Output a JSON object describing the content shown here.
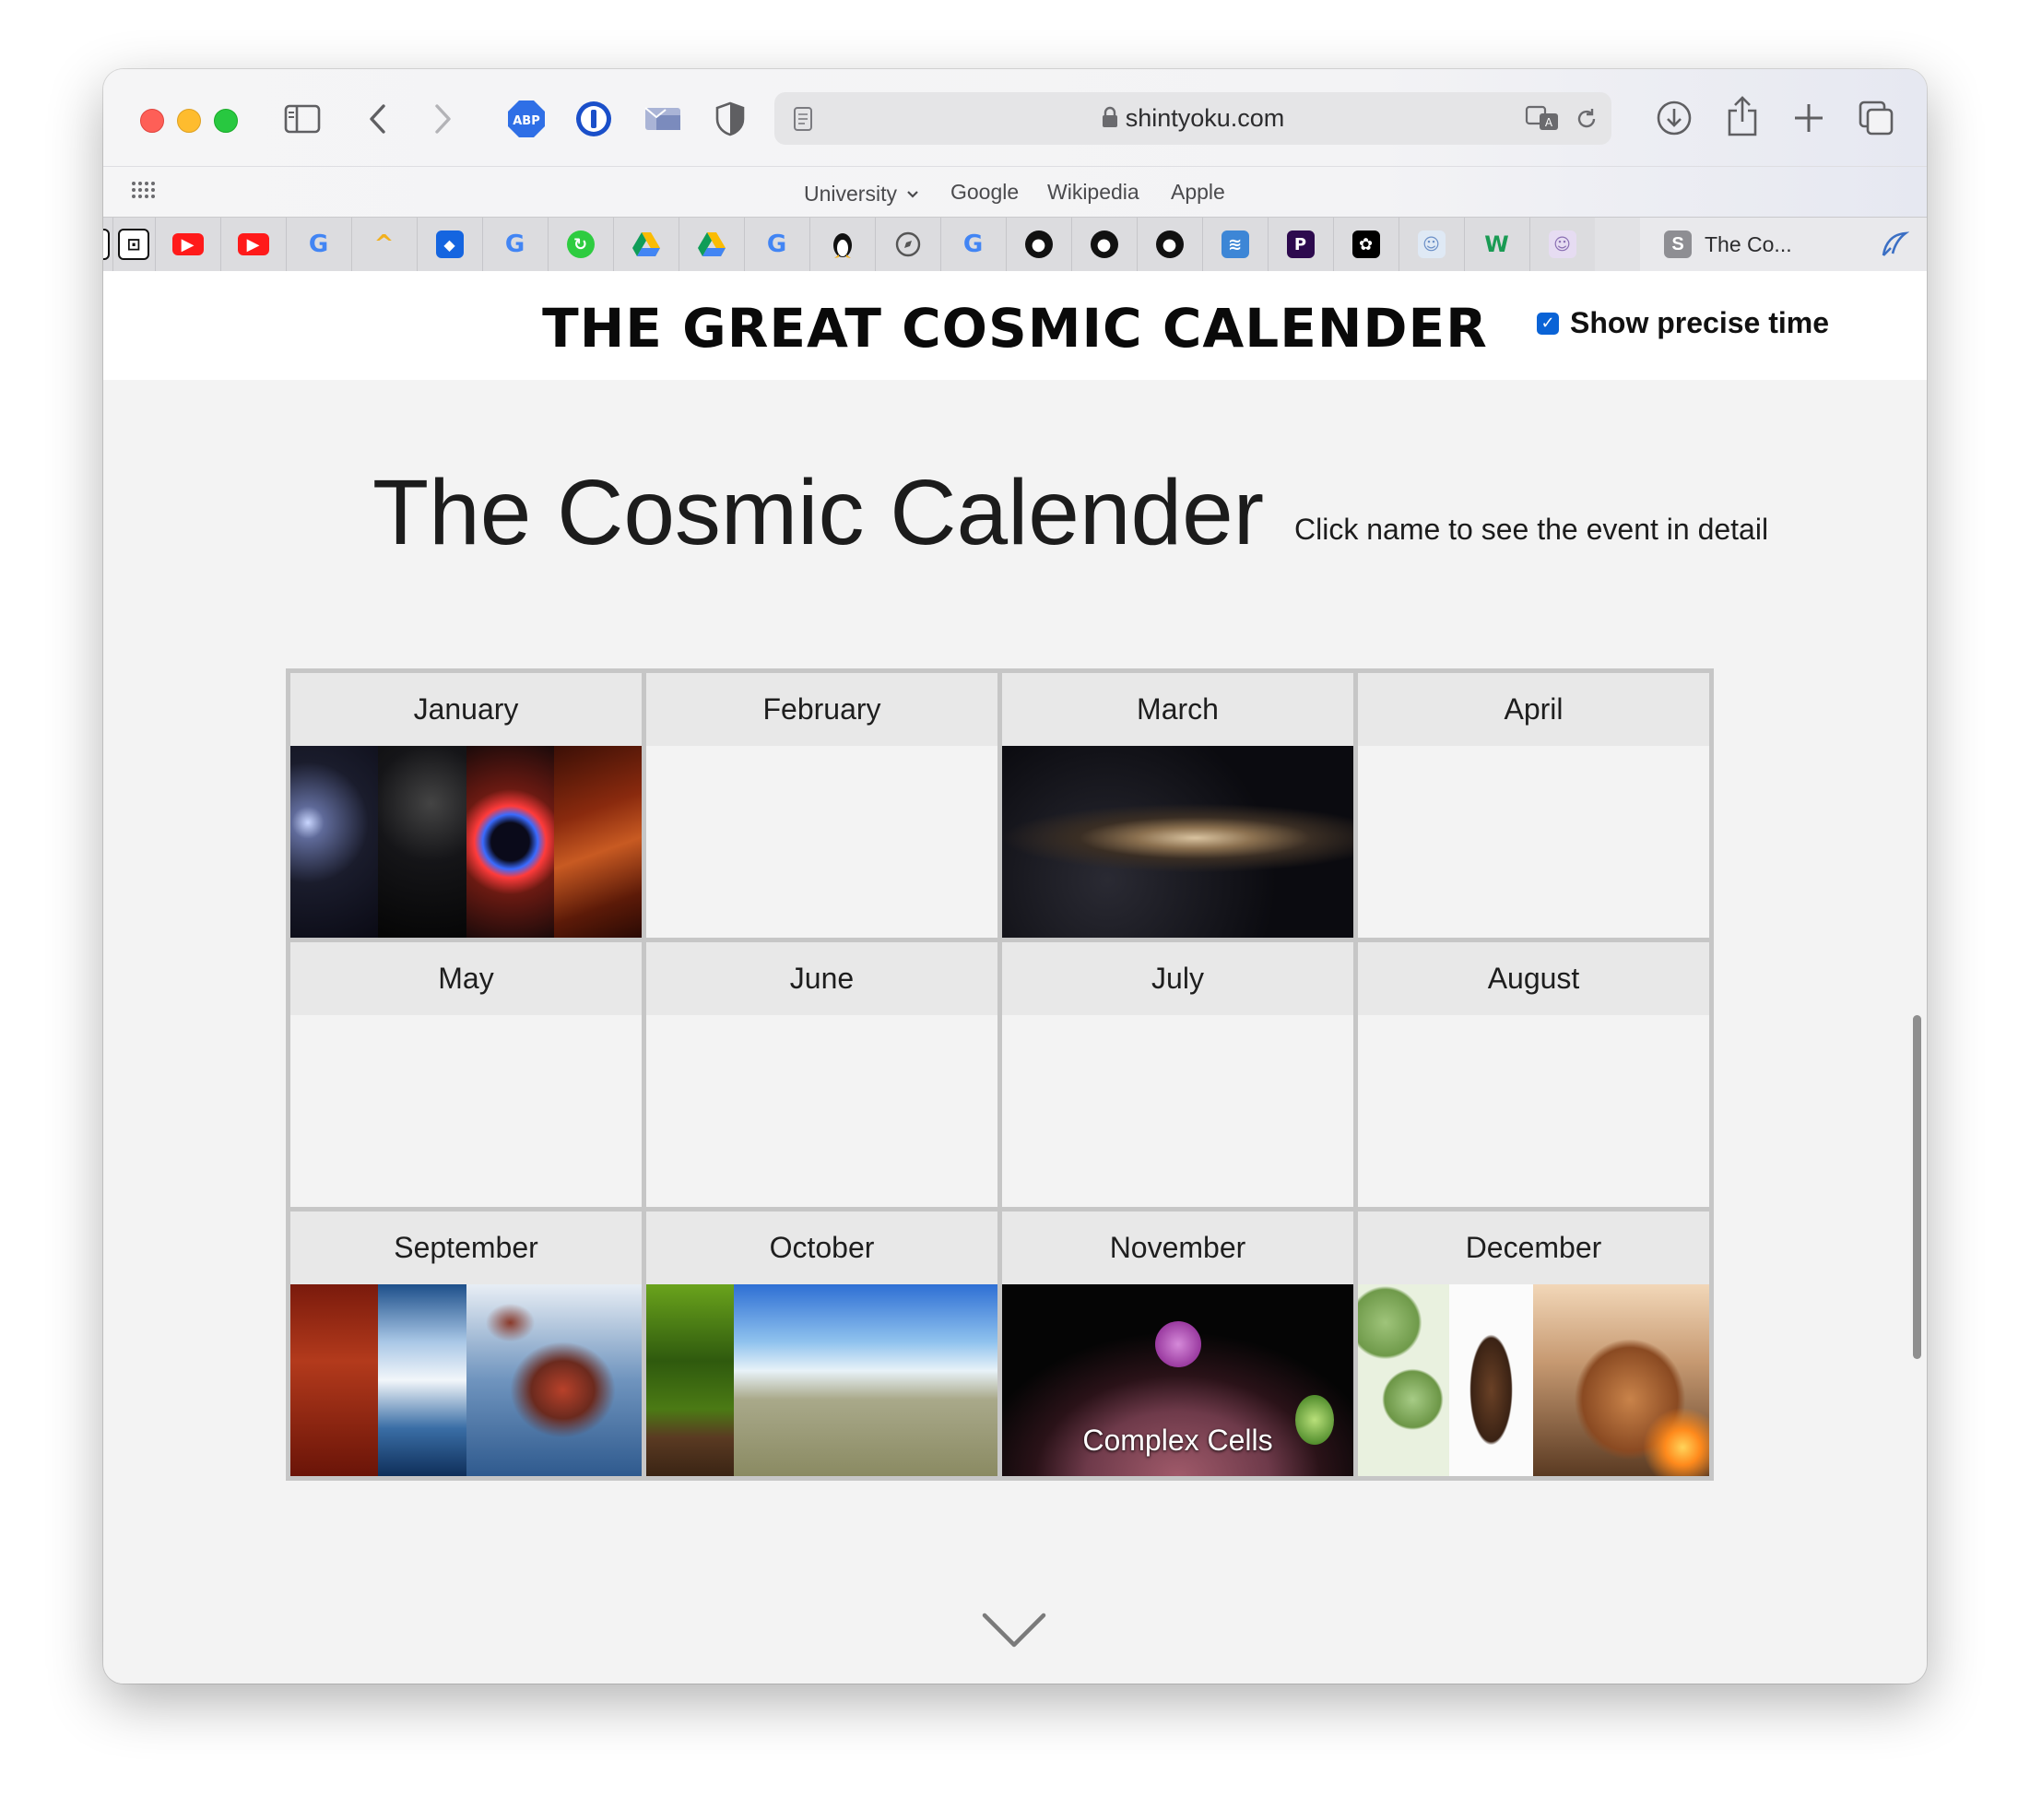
{
  "toolbar": {
    "url": "shintyoku.com",
    "extensions": [
      "adblock-plus-icon",
      "1password-icon",
      "mail-extension-icon",
      "shield-extension-icon"
    ]
  },
  "bookmarks": {
    "items": [
      {
        "label": "University",
        "has_menu": true
      },
      {
        "label": "Google"
      },
      {
        "label": "Wikipedia"
      },
      {
        "label": "Apple"
      }
    ]
  },
  "tabs": {
    "active_badge": "S",
    "active_title": "The Co..."
  },
  "site": {
    "title": "THE GREAT COSMIC CALENDER",
    "precise_time_label": "Show precise time",
    "precise_time_checked": true
  },
  "calendar": {
    "title": "The Cosmic Calender",
    "hint": "Click name to see the event in detail",
    "months": [
      {
        "name": "January",
        "image": "big-bang-collage"
      },
      {
        "name": "February",
        "image": ""
      },
      {
        "name": "March",
        "image": "milky-way"
      },
      {
        "name": "April",
        "image": ""
      },
      {
        "name": "May",
        "image": ""
      },
      {
        "name": "June",
        "image": ""
      },
      {
        "name": "July",
        "image": ""
      },
      {
        "name": "August",
        "image": ""
      },
      {
        "name": "September",
        "image": "early-earth-collage"
      },
      {
        "name": "October",
        "image": "early-life-collage"
      },
      {
        "name": "November",
        "image": "complex-cells",
        "label": "Complex Cells"
      },
      {
        "name": "December",
        "image": "human-evolution-collage"
      }
    ]
  },
  "colors": {
    "accent": "#0a63d6",
    "page_bg": "#f3f3f3",
    "grid_border": "#c6c6c6",
    "month_header_bg": "#e8e8e8"
  }
}
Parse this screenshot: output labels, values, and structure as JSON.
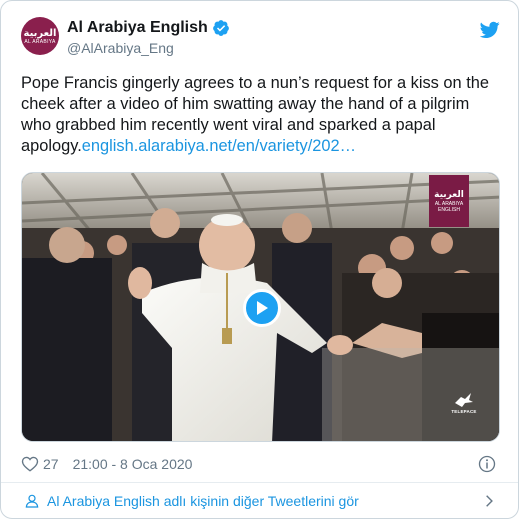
{
  "tweet": {
    "author": {
      "display_name": "Al Arabiya English",
      "handle": "@AlArabiya_Eng",
      "avatar_text_ar": "العربية",
      "avatar_text_en": "AL ARABIYA",
      "verified": true
    },
    "text": "Pope Francis gingerly agrees to a nun’s request for a kiss on the cheek after a video of him swatting away the hand of a pilgrim who grabbed him recently went viral and sparked a papal apology.",
    "link": "english.alarabiya.net/en/variety/202…",
    "media": {
      "type": "video",
      "logo_ar": "العربية",
      "logo_en": "AL ARABIYA ENGLISH",
      "watermark": "TELEPACE"
    },
    "likes": "27",
    "timestamp": "21:00 - 8 Oca 2020",
    "more_tweets_label": "Al Arabiya English adlı kişinin diğer Tweetlerini gör"
  },
  "colors": {
    "link": "#1b95e0",
    "text": "#14171a",
    "muted": "#657786",
    "twitter_blue": "#1da1f2",
    "brand": "#8a1f4d"
  },
  "icons": [
    "twitter-bird-icon",
    "verified-badge-icon",
    "play-icon",
    "heart-icon",
    "info-icon",
    "person-icon",
    "chevron-right-icon"
  ]
}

------------------------------------------------------------

**What the task asks:** Return all of the records above exactly as written. Omit each picture.

**Solved exercise:**
Output a JSON object describing the content shown here.
{
  "toolbar": {
    "url": "shintyoku.com",
    "extensions": [
      "adblock-plus-icon",
      "1password-icon",
      "mail-extension-icon",
      "shield-extension-icon"
    ]
  },
  "bookmarks": {
    "items": [
      {
        "label": "University",
        "has_menu": true
      },
      {
        "label": "Google"
      },
      {
        "label": "Wikipedia"
      },
      {
        "label": "Apple"
      }
    ]
  },
  "tabs": {
    "active_badge": "S",
    "active_title": "The Co..."
  },
  "site": {
    "title": "THE GREAT COSMIC CALENDER",
    "precise_time_label": "Show precise time",
    "precise_time_checked": true
  },
  "calendar": {
    "title": "The Cosmic Calender",
    "hint": "Click name to see the event in detail",
    "months": [
      {
        "name": "January",
        "image": "big-bang-collage"
      },
      {
        "name": "February",
        "image": ""
      },
      {
        "name": "March",
        "image": "milky-way"
      },
      {
        "name": "April",
        "image": ""
      },
      {
        "name": "May",
        "image": ""
      },
      {
        "name": "June",
        "image": ""
      },
      {
        "name": "July",
        "image": ""
      },
      {
        "name": "August",
        "image": ""
      },
      {
        "name": "September",
        "image": "early-earth-collage"
      },
      {
        "name": "October",
        "image": "early-life-collage"
      },
      {
        "name": "November",
        "image": "complex-cells",
        "label": "Complex Cells"
      },
      {
        "name": "December",
        "image": "human-evolution-collage"
      }
    ]
  },
  "colors": {
    "accent": "#0a63d6",
    "page_bg": "#f3f3f3",
    "grid_border": "#c6c6c6",
    "month_header_bg": "#e8e8e8"
  }
}
Parse this screenshot: output labels, values, and structure as JSON.
{
  "tweet": {
    "author": {
      "display_name": "Al Arabiya English",
      "handle": "@AlArabiya_Eng",
      "avatar_text_ar": "العربية",
      "avatar_text_en": "AL ARABIYA",
      "verified": true
    },
    "text": "Pope Francis gingerly agrees to a nun’s request for a kiss on the cheek after a video of him swatting away the hand of a pilgrim who grabbed him recently went viral and sparked a papal apology.",
    "link": "english.alarabiya.net/en/variety/202…",
    "media": {
      "type": "video",
      "logo_ar": "العربية",
      "logo_en": "AL ARABIYA ENGLISH",
      "watermark": "TELEPACE"
    },
    "likes": "27",
    "timestamp": "21:00 - 8 Oca 2020",
    "more_tweets_label": "Al Arabiya English adlı kişinin diğer Tweetlerini gör"
  },
  "colors": {
    "link": "#1b95e0",
    "text": "#14171a",
    "muted": "#657786",
    "twitter_blue": "#1da1f2",
    "brand": "#8a1f4d"
  },
  "icons": [
    "twitter-bird-icon",
    "verified-badge-icon",
    "play-icon",
    "heart-icon",
    "info-icon",
    "person-icon",
    "chevron-right-icon"
  ]
}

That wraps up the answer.